═══ Text passage

Обсуждение: Workaround: Planner preference for tsquery filter vs. GIN index in fast text search

Поиск
Список
Период
Сортировка

Workaround: Planner preference for tsquery filter vs. GIN index in fast text search

От
"Laurence Parry"
Дата:
As mentioned here and elsewhere (most recently in "How can I get the query
planner to use a bitmap index scap instead of an index scan ?" - 8 Mar
2014), estimation of the relative cost of text search operations using
GIN-indexed columns sometimes goes awry, particularly when there will be a
large number of matches.

The planner may choose to use a sequential or unrelated index scan with @@
as a filter, especially when incorporated as a subquery, incurring
significant cost (even without considering de-TOASTing). Pre-tsvectorizing
the column offers only a slight mitigation and can cause regressions (if
nothing else, it adds another large column).

What worked for me (and I'm hoping for others, though YMMV) was adding
'OFFSET 0' to the subquery involving the indexed column, e.g.

...
(SELECT sk1.submission_id
FROM submission_keywords sk1, keywords k1
WHERE sk1.keyword_id = k1.keyword_id
    AND
to_tsvector('english_nostop', k1.keyword) @@ to_tsquery('english_nostop',
'tails')

══════
═══ Raw data

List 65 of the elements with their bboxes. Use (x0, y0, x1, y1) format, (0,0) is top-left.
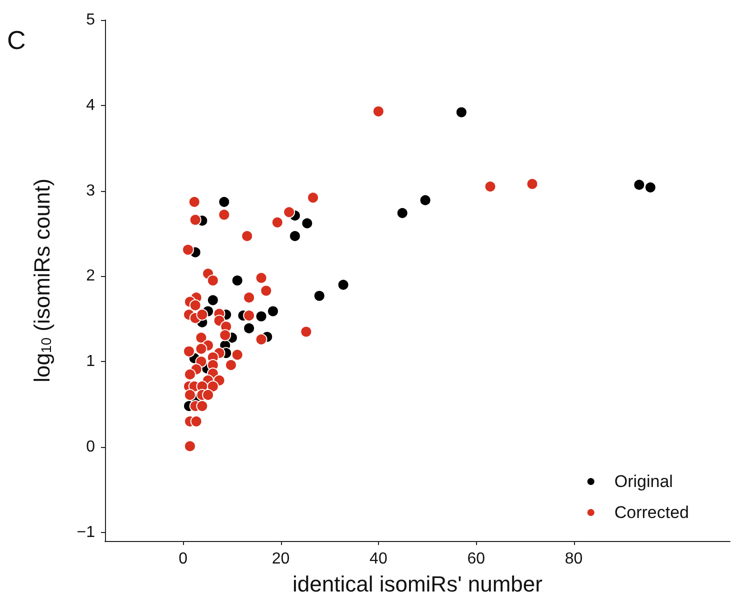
point (206, 380, 219, 392)
point (195, 342, 208, 355)
point (218, 208, 230, 221)
legend-label: Corrected (614, 503, 689, 522)
point (188, 196, 200, 208)
legend-label: Original (614, 472, 673, 491)
point (243, 292, 256, 304)
point (219, 329, 232, 342)
x-tick-label: 80 (564, 550, 583, 568)
y-tick-label: 2 (86, 268, 96, 285)
point (266, 305, 279, 318)
point (196, 400, 208, 412)
point (633, 178, 646, 191)
point (202, 388, 214, 401)
point (184, 440, 196, 452)
point (195, 332, 208, 344)
point (307, 192, 320, 204)
y-tick-label: 3 (86, 182, 96, 200)
point (313, 290, 326, 302)
y-tick-label: 5 (86, 12, 96, 28)
point (189, 214, 202, 226)
point (337, 278, 350, 291)
point (301, 217, 314, 230)
point (243, 310, 256, 322)
x-tick-label: 40 (370, 550, 388, 568)
point (189, 299, 202, 312)
point (224, 359, 237, 372)
point (255, 310, 268, 322)
point (255, 333, 268, 346)
point (241, 230, 254, 242)
y-tick-label: 4 (86, 96, 96, 114)
y-axis-title: log10 (isomiRs count) (30, 178, 54, 382)
x-tick-label: 20 (272, 550, 290, 568)
point (206, 274, 219, 286)
point (182, 244, 194, 256)
y-tick-label: −1 (76, 524, 96, 541)
point (206, 294, 219, 306)
x-axis-title: identical isomiRs' number (292, 572, 542, 596)
point (196, 308, 208, 321)
point (644, 181, 656, 194)
point (231, 348, 244, 361)
point (300, 326, 312, 338)
y-tick-label: 0 (86, 438, 96, 456)
point (231, 274, 244, 286)
point (184, 368, 196, 380)
point (184, 388, 196, 401)
point (255, 272, 268, 284)
point (288, 230, 301, 242)
point (526, 178, 538, 190)
point (260, 284, 272, 297)
point (484, 180, 496, 193)
point (283, 206, 296, 218)
y-tick-label: 1 (86, 353, 96, 370)
point (455, 106, 468, 118)
point (243, 322, 256, 334)
point (218, 196, 230, 208)
x-tick-label: 60 (467, 550, 486, 568)
point (419, 194, 432, 206)
point (190, 415, 202, 428)
point (271, 216, 284, 228)
point (182, 345, 195, 358)
chart-title: C (7, 25, 26, 55)
point (396, 207, 408, 220)
point (372, 105, 384, 118)
x-tick-label: 0 (178, 550, 188, 568)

══════

**To be done**
(A) Decide whether each statement agrees with the post on the planner workaround. Answer yes or no, and quote the deciding words from the post.
(i) Pre-tsvectorizing the column fully resolves the planner problem.
(ii) The writer reports success from adding 'OFFSET 0' to the subquery that involves the indexed column.
(iii) The cost estimate tends to go wrong mainly when there will be only a few matches.
(B) In the post on the planner workaround, what date accompanies the earlier discussion titled "How can I get the query planner to use a bitmap index scap instead of an index scan ?"
The entries play no part in this exercise.

**Results in order**
(A)
(i) No: "Pre-tsvectorizing the column offers only a slight mitigation and can cause regressions"
(ii) Yes: "What worked for me (and I'm hoping for others, though YMMV) was adding 'OFFSET 0' to the subquery involving the indexed column"
(iii) No: "particularly when there will be a large number of matches"

(B) 8 Mar 2014